[Start Dataset records]

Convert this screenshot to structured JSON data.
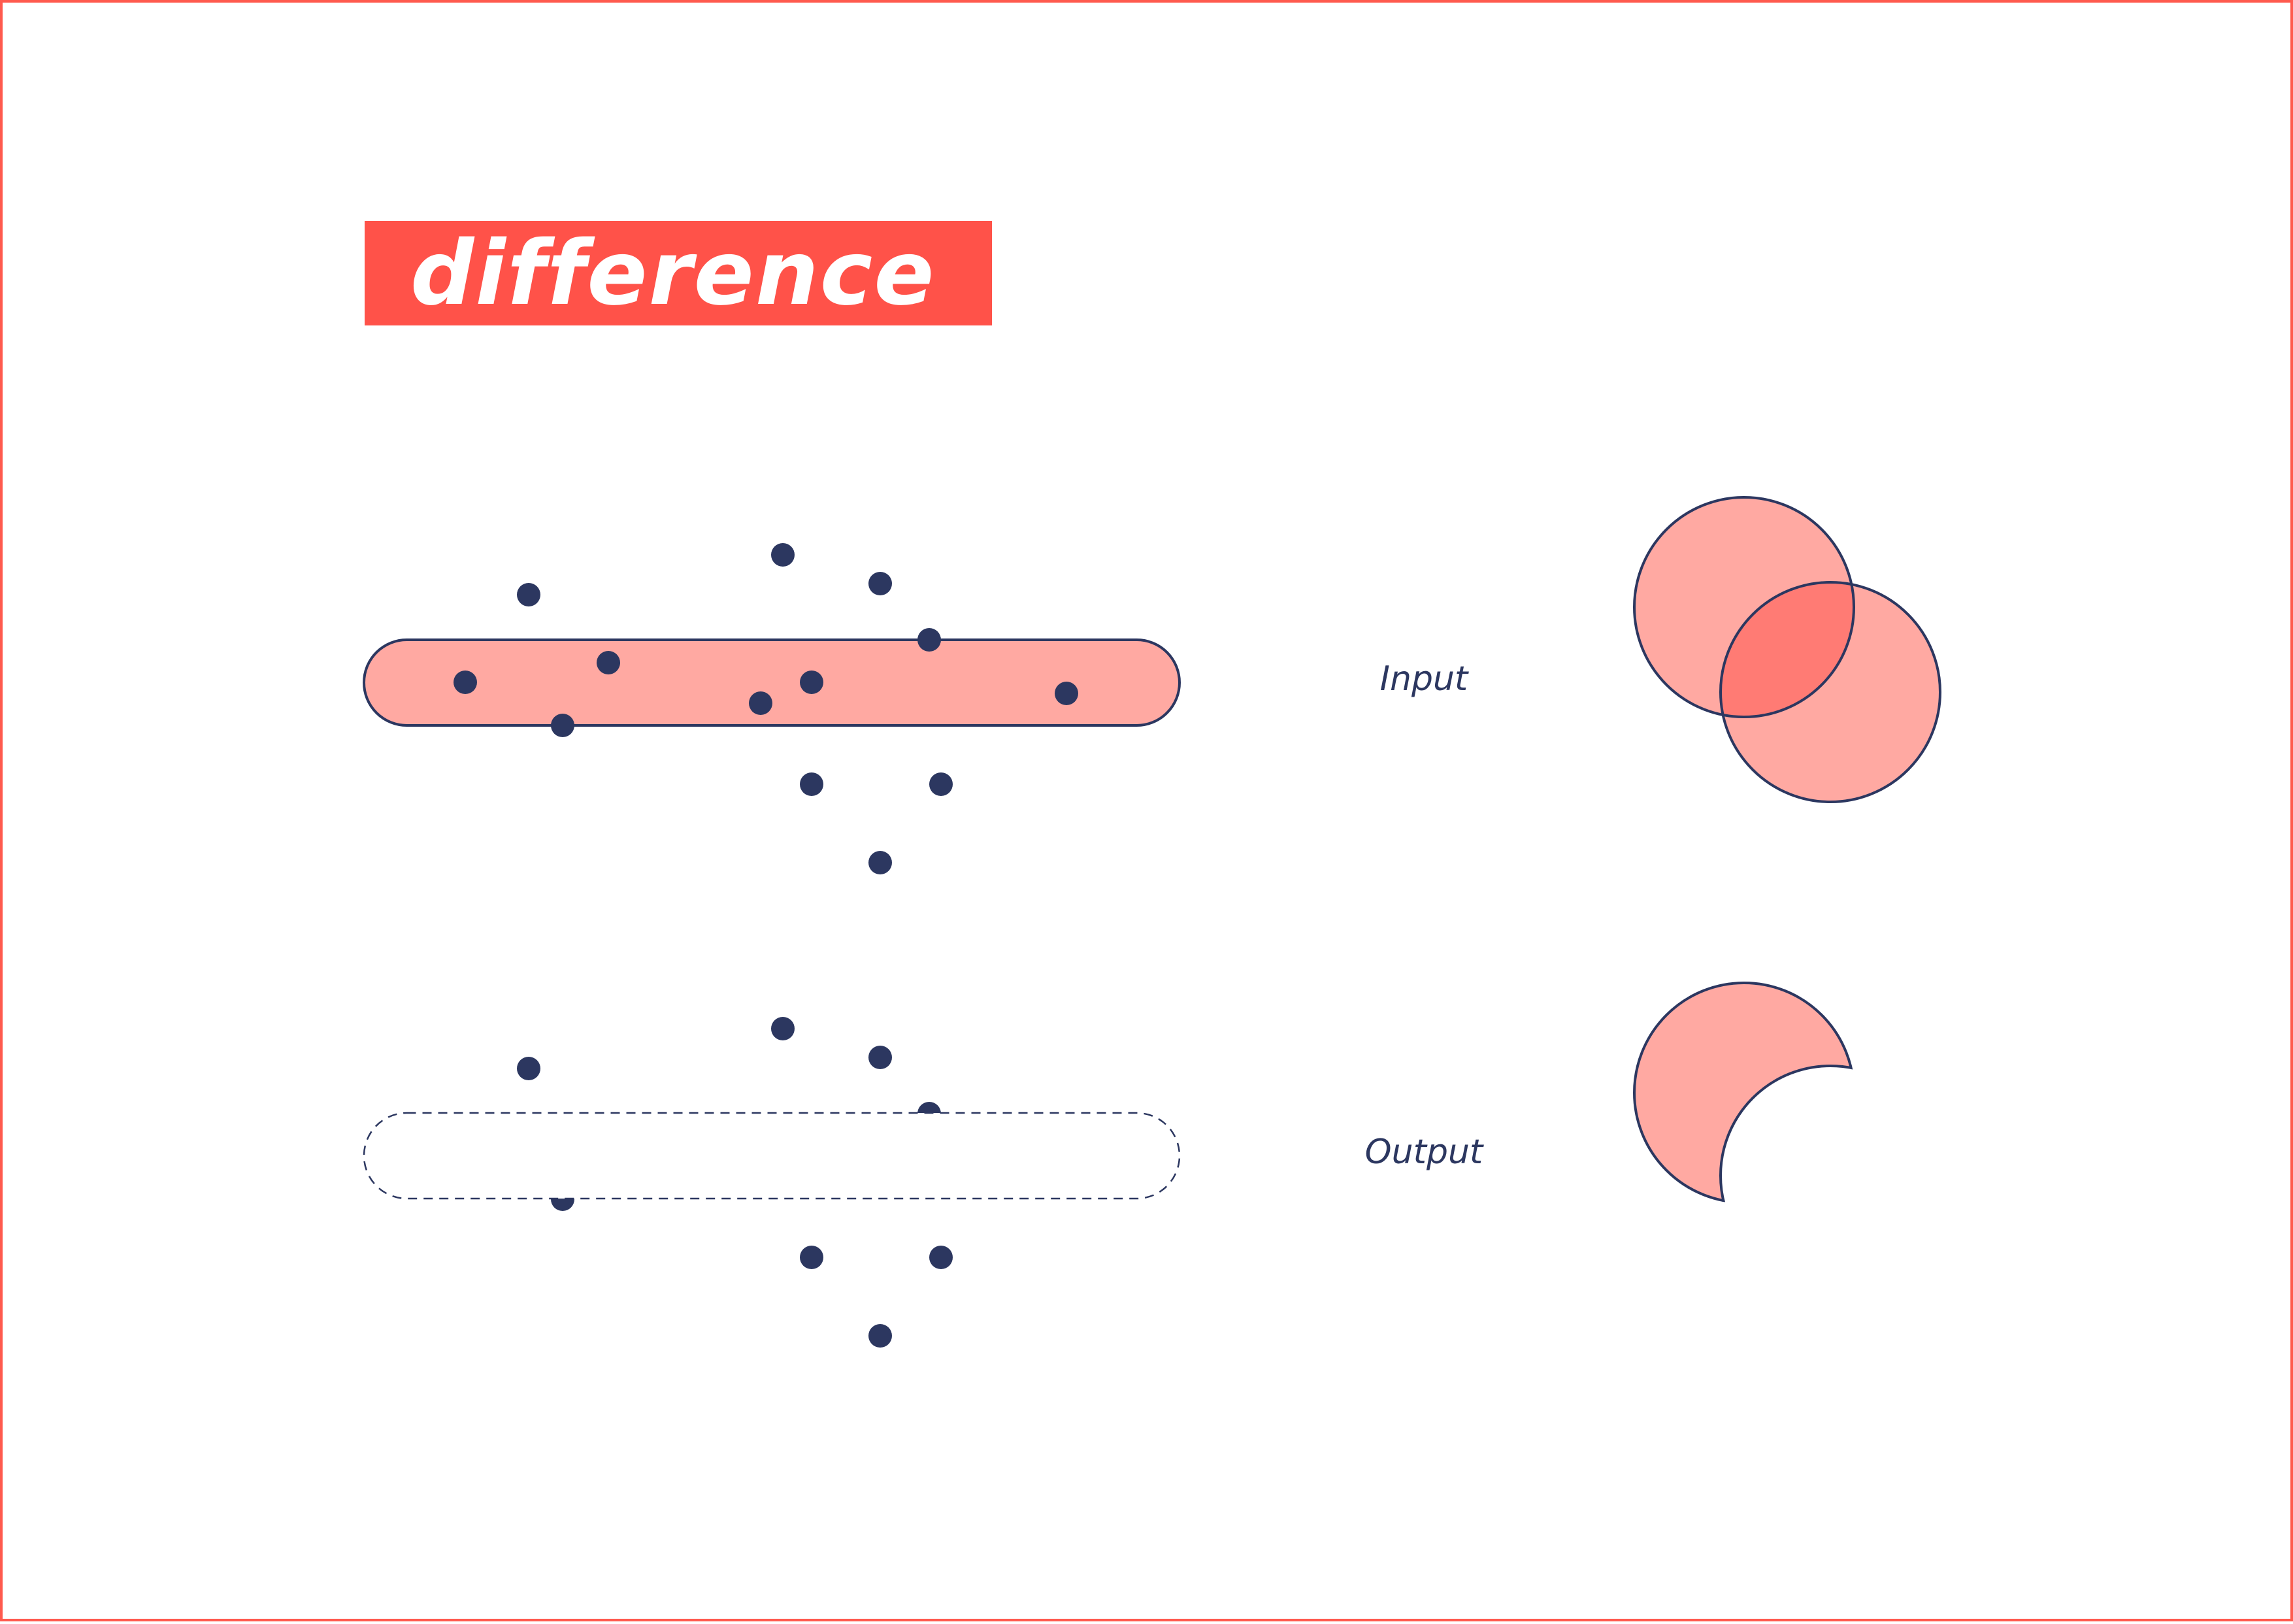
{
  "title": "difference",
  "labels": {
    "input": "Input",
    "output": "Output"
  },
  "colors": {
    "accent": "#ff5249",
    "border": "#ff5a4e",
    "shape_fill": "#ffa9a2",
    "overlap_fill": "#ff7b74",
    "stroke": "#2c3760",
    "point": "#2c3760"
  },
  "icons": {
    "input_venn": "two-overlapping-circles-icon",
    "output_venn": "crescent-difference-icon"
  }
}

[End Dataset records]

All of the records need repeating exactly, except for the pictures.

Solution for this task ::
Convert this screenshot to structured JSON data.
{
  "title": "difference",
  "labels": {
    "input": "Input",
    "output": "Output"
  },
  "colors": {
    "accent": "#ff5249",
    "border": "#ff5a4e",
    "shape_fill": "#ffa9a2",
    "overlap_fill": "#ff7b74",
    "stroke": "#2c3760",
    "point": "#2c3760"
  },
  "icons": {
    "input_venn": "two-overlapping-circles-icon",
    "output_venn": "crescent-difference-icon"
  }
}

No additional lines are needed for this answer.